:: RECORDS TO USE ::
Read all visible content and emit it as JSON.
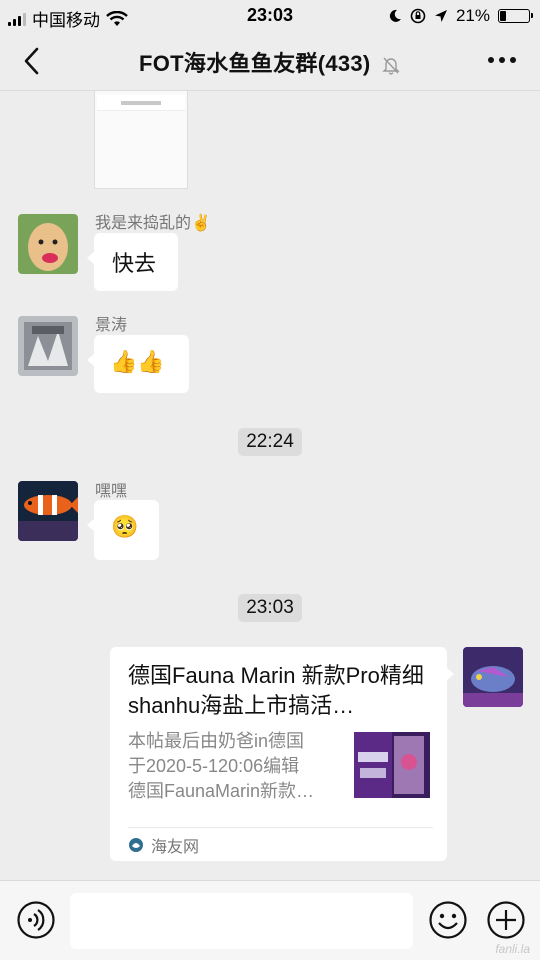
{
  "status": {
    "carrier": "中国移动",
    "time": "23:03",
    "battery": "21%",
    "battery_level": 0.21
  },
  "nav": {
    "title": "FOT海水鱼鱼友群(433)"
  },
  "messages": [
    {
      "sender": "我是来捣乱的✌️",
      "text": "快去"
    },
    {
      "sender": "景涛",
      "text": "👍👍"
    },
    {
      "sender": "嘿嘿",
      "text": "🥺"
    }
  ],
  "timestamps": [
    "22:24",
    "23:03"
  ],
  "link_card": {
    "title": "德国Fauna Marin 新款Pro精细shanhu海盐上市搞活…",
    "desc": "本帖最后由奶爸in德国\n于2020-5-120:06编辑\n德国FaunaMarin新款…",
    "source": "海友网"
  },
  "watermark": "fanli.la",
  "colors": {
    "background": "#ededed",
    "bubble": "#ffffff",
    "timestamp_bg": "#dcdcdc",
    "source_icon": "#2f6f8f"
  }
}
==
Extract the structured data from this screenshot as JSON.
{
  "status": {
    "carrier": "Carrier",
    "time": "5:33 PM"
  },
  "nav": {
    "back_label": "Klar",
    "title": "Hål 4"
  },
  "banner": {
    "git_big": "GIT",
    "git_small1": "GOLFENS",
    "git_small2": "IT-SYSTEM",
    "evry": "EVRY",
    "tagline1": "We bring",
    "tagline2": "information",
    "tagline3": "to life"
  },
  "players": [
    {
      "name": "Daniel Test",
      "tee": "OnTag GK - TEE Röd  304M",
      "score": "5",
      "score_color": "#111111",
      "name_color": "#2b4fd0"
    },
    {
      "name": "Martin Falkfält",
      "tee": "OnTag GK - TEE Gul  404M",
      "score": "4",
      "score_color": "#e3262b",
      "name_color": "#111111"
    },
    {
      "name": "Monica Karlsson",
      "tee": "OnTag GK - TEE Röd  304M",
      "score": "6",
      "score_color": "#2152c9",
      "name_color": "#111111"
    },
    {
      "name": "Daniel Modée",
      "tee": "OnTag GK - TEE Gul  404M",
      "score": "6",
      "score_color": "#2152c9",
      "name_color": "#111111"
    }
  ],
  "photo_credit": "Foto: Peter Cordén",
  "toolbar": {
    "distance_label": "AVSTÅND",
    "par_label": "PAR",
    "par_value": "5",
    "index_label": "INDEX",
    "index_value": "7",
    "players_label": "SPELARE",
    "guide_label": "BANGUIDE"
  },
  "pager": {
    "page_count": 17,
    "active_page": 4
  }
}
---
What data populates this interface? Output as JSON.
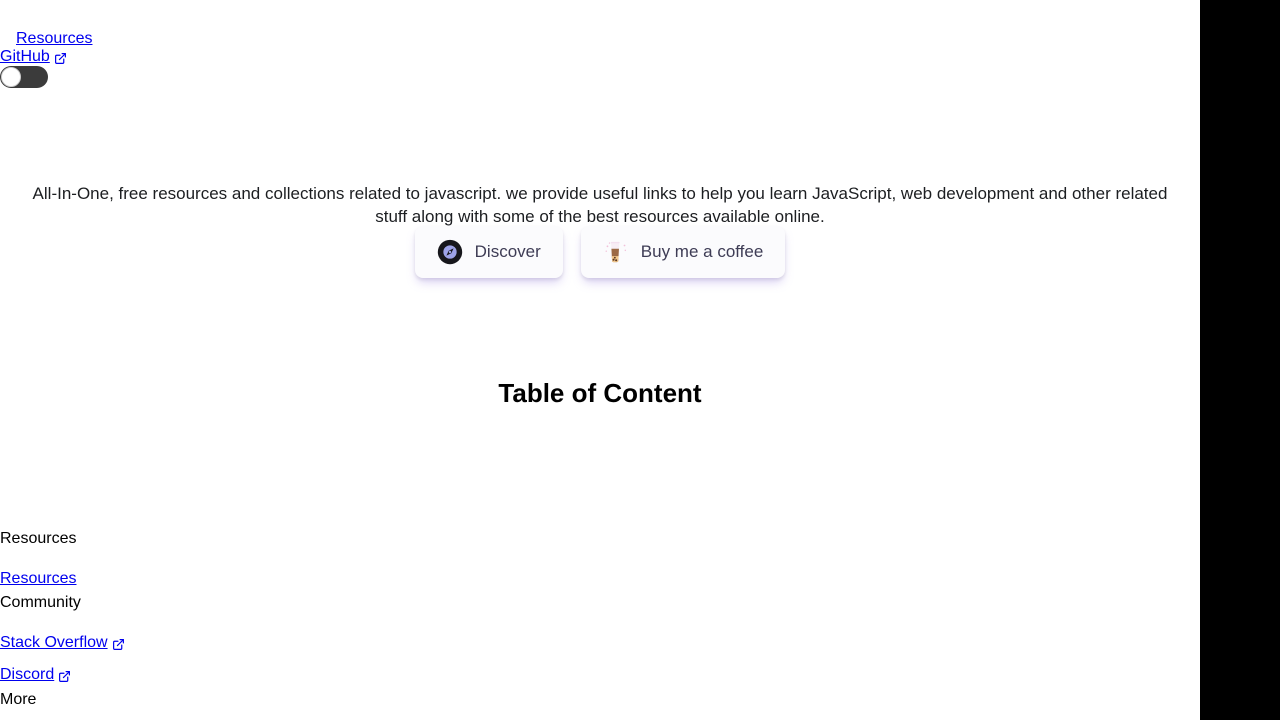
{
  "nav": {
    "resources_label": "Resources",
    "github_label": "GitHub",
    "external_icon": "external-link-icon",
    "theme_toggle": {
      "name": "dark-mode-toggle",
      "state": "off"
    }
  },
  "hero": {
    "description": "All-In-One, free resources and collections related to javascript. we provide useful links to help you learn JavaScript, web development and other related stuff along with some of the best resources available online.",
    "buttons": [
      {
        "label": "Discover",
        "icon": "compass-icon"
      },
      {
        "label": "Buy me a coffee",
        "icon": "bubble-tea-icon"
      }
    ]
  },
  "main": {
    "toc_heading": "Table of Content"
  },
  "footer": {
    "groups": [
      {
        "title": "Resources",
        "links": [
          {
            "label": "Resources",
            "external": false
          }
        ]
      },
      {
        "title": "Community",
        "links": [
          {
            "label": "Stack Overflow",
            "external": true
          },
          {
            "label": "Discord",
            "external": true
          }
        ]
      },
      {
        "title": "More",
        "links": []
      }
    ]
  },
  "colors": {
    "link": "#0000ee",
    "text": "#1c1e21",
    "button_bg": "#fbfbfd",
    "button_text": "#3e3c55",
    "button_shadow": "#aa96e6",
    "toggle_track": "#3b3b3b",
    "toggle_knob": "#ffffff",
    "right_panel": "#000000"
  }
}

:: SHORT TASK ::
Show all lines above holding "title".

:: OUTPUT ::
    "title": "FOT海水鱼鱼友群(433)"
    "title": "德国Fauna Marin 新款Pro精细shanhu海盐上市搞活…",
    "title": "Hål 4"
        "title": "Resources",
        "title": "Community",
        "title": "More",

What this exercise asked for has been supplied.